### DATA SECTION
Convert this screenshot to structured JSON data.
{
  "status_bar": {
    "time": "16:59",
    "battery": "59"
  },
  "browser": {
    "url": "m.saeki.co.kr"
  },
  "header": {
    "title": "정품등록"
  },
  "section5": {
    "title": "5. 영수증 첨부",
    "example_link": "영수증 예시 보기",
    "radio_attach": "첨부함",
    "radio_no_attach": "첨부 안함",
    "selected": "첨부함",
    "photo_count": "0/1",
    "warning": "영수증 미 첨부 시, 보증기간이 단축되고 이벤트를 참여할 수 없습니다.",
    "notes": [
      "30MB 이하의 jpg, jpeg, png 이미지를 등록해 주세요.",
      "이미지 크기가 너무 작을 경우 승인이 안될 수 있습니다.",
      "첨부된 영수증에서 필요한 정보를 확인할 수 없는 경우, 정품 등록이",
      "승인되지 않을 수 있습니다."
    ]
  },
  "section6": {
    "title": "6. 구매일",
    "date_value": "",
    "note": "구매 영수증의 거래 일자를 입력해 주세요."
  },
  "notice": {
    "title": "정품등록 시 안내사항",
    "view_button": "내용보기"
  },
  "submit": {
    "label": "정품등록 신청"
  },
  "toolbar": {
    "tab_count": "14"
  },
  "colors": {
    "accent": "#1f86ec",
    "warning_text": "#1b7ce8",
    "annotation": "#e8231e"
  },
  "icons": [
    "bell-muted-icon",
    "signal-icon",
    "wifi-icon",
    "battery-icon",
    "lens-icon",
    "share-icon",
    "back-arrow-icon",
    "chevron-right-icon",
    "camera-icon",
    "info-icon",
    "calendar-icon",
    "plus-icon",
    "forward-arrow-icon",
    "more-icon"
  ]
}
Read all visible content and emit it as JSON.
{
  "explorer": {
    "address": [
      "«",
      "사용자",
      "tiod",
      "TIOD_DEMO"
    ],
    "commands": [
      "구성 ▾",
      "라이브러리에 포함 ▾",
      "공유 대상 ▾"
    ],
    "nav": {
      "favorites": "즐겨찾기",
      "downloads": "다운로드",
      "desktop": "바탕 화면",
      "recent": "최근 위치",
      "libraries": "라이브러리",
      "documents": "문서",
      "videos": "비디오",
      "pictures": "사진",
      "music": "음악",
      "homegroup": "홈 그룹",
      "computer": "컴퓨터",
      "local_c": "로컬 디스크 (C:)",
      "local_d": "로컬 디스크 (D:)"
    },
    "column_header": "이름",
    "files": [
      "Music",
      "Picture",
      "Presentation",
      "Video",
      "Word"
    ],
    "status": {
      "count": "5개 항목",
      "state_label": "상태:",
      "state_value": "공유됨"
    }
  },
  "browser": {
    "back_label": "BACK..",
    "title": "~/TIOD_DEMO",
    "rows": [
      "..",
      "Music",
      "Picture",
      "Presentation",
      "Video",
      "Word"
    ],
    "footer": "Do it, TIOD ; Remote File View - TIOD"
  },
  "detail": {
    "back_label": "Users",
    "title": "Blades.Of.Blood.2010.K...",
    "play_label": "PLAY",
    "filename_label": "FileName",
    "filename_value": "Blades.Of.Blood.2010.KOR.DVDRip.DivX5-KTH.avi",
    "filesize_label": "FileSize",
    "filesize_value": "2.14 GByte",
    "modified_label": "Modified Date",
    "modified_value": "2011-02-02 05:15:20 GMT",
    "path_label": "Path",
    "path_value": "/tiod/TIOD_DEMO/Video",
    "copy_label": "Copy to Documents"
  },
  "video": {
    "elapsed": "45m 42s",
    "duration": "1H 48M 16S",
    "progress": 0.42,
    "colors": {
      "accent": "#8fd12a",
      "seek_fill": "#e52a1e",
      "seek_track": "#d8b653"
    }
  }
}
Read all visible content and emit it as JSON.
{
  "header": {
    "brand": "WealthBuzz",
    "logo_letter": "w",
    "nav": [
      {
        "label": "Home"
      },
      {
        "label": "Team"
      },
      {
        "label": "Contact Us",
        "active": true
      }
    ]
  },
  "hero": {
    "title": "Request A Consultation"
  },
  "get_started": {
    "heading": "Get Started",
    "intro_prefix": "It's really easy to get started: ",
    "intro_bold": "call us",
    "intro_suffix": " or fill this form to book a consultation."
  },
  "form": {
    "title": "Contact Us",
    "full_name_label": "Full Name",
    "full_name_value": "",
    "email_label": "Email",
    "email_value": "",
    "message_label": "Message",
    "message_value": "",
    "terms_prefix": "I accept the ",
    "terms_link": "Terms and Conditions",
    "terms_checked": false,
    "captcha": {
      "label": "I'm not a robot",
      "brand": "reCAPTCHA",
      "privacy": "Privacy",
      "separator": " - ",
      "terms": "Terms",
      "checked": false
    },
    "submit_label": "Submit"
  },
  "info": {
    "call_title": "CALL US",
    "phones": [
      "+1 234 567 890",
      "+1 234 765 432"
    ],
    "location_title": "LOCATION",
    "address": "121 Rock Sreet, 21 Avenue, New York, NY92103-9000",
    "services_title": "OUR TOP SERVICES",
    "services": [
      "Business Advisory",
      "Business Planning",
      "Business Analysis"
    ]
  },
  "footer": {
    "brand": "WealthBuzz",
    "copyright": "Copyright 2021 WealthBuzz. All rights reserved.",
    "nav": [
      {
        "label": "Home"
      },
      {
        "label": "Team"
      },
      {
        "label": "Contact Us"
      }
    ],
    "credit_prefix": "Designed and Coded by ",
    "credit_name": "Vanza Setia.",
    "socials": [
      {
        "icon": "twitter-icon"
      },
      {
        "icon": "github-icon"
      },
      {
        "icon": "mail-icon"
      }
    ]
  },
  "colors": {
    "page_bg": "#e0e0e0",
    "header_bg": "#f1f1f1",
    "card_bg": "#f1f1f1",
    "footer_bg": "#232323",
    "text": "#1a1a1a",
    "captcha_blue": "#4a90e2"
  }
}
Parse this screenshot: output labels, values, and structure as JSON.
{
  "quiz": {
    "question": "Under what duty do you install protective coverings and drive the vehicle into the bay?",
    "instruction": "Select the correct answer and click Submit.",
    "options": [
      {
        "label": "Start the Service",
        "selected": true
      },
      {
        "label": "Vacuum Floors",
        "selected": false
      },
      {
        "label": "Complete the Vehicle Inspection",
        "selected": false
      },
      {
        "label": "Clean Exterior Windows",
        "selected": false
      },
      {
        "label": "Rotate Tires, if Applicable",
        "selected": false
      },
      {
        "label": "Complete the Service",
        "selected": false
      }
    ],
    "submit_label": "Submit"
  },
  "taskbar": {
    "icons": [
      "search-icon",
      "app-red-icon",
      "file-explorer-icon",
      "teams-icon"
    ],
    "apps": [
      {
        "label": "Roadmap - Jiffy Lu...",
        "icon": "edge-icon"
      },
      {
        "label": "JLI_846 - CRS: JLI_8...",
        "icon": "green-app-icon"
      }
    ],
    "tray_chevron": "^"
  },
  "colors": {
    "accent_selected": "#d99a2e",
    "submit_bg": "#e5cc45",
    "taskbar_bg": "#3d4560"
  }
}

### YOUR TASK
Go through the records above and retype each one exactly.

### FINISHED TASK
Convert this screenshot to structured JSON data.
{
  "status_bar": {
    "time": "16:59",
    "battery": "59"
  },
  "browser": {
    "url": "m.saeki.co.kr"
  },
  "header": {
    "title": "정품등록"
  },
  "section5": {
    "title": "5. 영수증 첨부",
    "example_link": "영수증 예시 보기",
    "radio_attach": "첨부함",
    "radio_no_attach": "첨부 안함",
    "selected": "첨부함",
    "photo_count": "0/1",
    "warning": "영수증 미 첨부 시, 보증기간이 단축되고 이벤트를 참여할 수 없습니다.",
    "notes": [
      "30MB 이하의 jpg, jpeg, png 이미지를 등록해 주세요.",
      "이미지 크기가 너무 작을 경우 승인이 안될 수 있습니다.",
      "첨부된 영수증에서 필요한 정보를 확인할 수 없는 경우, 정품 등록이",
      "승인되지 않을 수 있습니다."
    ]
  },
  "section6": {
    "title": "6. 구매일",
    "date_value": "",
    "note": "구매 영수증의 거래 일자를 입력해 주세요."
  },
  "notice": {
    "title": "정품등록 시 안내사항",
    "view_button": "내용보기"
  },
  "submit": {
    "label": "정품등록 신청"
  },
  "toolbar": {
    "tab_count": "14"
  },
  "colors": {
    "accent": "#1f86ec",
    "warning_text": "#1b7ce8",
    "annotation": "#e8231e"
  },
  "icons": [
    "bell-muted-icon",
    "signal-icon",
    "wifi-icon",
    "battery-icon",
    "lens-icon",
    "share-icon",
    "back-arrow-icon",
    "chevron-right-icon",
    "camera-icon",
    "info-icon",
    "calendar-icon",
    "plus-icon",
    "forward-arrow-icon",
    "more-icon"
  ]
}
Read all visible content and emit it as JSON.
{
  "explorer": {
    "address": [
      "«",
      "사용자",
      "tiod",
      "TIOD_DEMO"
    ],
    "commands": [
      "구성 ▾",
      "라이브러리에 포함 ▾",
      "공유 대상 ▾"
    ],
    "nav": {
      "favorites": "즐겨찾기",
      "downloads": "다운로드",
      "desktop": "바탕 화면",
      "recent": "최근 위치",
      "libraries": "라이브러리",
      "documents": "문서",
      "videos": "비디오",
      "pictures": "사진",
      "music": "음악",
      "homegroup": "홈 그룹",
      "computer": "컴퓨터",
      "local_c": "로컬 디스크 (C:)",
      "local_d": "로컬 디스크 (D:)"
    },
    "column_header": "이름",
    "files": [
      "Music",
      "Picture",
      "Presentation",
      "Video",
      "Word"
    ],
    "status": {
      "count": "5개 항목",
      "state_label": "상태:",
      "state_value": "공유됨"
    }
  },
  "browser": {
    "back_label": "BACK..",
    "title": "~/TIOD_DEMO",
    "rows": [
      "..",
      "Music",
      "Picture",
      "Presentation",
      "Video",
      "Word"
    ],
    "footer": "Do it, TIOD ; Remote File View - TIOD"
  },
  "detail": {
    "back_label": "Users",
    "title": "Blades.Of.Blood.2010.K...",
    "play_label": "PLAY",
    "filename_label": "FileName",
    "filename_value": "Blades.Of.Blood.2010.KOR.DVDRip.DivX5-KTH.avi",
    "filesize_label": "FileSize",
    "filesize_value": "2.14 GByte",
    "modified_label": "Modified Date",
    "modified_value": "2011-02-02 05:15:20 GMT",
    "path_label": "Path",
    "path_value": "/tiod/TIOD_DEMO/Video",
    "copy_label": "Copy to Documents"
  },
  "video": {
    "elapsed": "45m 42s",
    "duration": "1H 48M 16S",
    "progress": 0.42,
    "colors": {
      "accent": "#8fd12a",
      "seek_fill": "#e52a1e",
      "seek_track": "#d8b653"
    }
  }
}
Read all visible content and emit it as JSON.
{
  "header": {
    "brand": "WealthBuzz",
    "logo_letter": "w",
    "nav": [
      {
        "label": "Home"
      },
      {
        "label": "Team"
      },
      {
        "label": "Contact Us",
        "active": true
      }
    ]
  },
  "hero": {
    "title": "Request A Consultation"
  },
  "get_started": {
    "heading": "Get Started",
    "intro_prefix": "It's really easy to get started: ",
    "intro_bold": "call us",
    "intro_suffix": " or fill this form to book a consultation."
  },
  "form": {
    "title": "Contact Us",
    "full_name_label": "Full Name",
    "full_name_value": "",
    "email_label": "Email",
    "email_value": "",
    "message_label": "Message",
    "message_value": "",
    "terms_prefix": "I accept the ",
    "terms_link": "Terms and Conditions",
    "terms_checked": false,
    "captcha": {
      "label": "I'm not a robot",
      "brand": "reCAPTCHA",
      "privacy": "Privacy",
      "separator": " - ",
      "terms": "Terms",
      "checked": false
    },
    "submit_label": "Submit"
  },
  "info": {
    "call_title": "CALL US",
    "phones": [
      "+1 234 567 890",
      "+1 234 765 432"
    ],
    "location_title": "LOCATION",
    "address": "121 Rock Sreet, 21 Avenue, New York, NY92103-9000",
    "services_title": "OUR TOP SERVICES",
    "services": [
      "Business Advisory",
      "Business Planning",
      "Business Analysis"
    ]
  },
  "footer": {
    "brand": "WealthBuzz",
    "copyright": "Copyright 2021 WealthBuzz. All rights reserved.",
    "nav": [
      {
        "label": "Home"
      },
      {
        "label": "Team"
      },
      {
        "label": "Contact Us"
      }
    ],
    "credit_prefix": "Designed and Coded by ",
    "credit_name": "Vanza Setia.",
    "socials": [
      {
        "icon": "twitter-icon"
      },
      {
        "icon": "github-icon"
      },
      {
        "icon": "mail-icon"
      }
    ]
  },
  "colors": {
    "page_bg": "#e0e0e0",
    "header_bg": "#f1f1f1",
    "card_bg": "#f1f1f1",
    "footer_bg": "#232323",
    "text": "#1a1a1a",
    "captcha_blue": "#4a90e2"
  }
}
Parse this screenshot: output labels, values, and structure as JSON.
{
  "quiz": {
    "question": "Under what duty do you install protective coverings and drive the vehicle into the bay?",
    "instruction": "Select the correct answer and click Submit.",
    "options": [
      {
        "label": "Start the Service",
        "selected": true
      },
      {
        "label": "Vacuum Floors",
        "selected": false
      },
      {
        "label": "Complete the Vehicle Inspection",
        "selected": false
      },
      {
        "label": "Clean Exterior Windows",
        "selected": false
      },
      {
        "label": "Rotate Tires, if Applicable",
        "selected": false
      },
      {
        "label": "Complete the Service",
        "selected": false
      }
    ],
    "submit_label": "Submit"
  },
  "taskbar": {
    "icons": [
      "search-icon",
      "app-red-icon",
      "file-explorer-icon",
      "teams-icon"
    ],
    "apps": [
      {
        "label": "Roadmap - Jiffy Lu...",
        "icon": "edge-icon"
      },
      {
        "label": "JLI_846 - CRS: JLI_8...",
        "icon": "green-app-icon"
      }
    ],
    "tray_chevron": "^"
  },
  "colors": {
    "accent_selected": "#d99a2e",
    "submit_bg": "#e5cc45",
    "taskbar_bg": "#3d4560"
  }
}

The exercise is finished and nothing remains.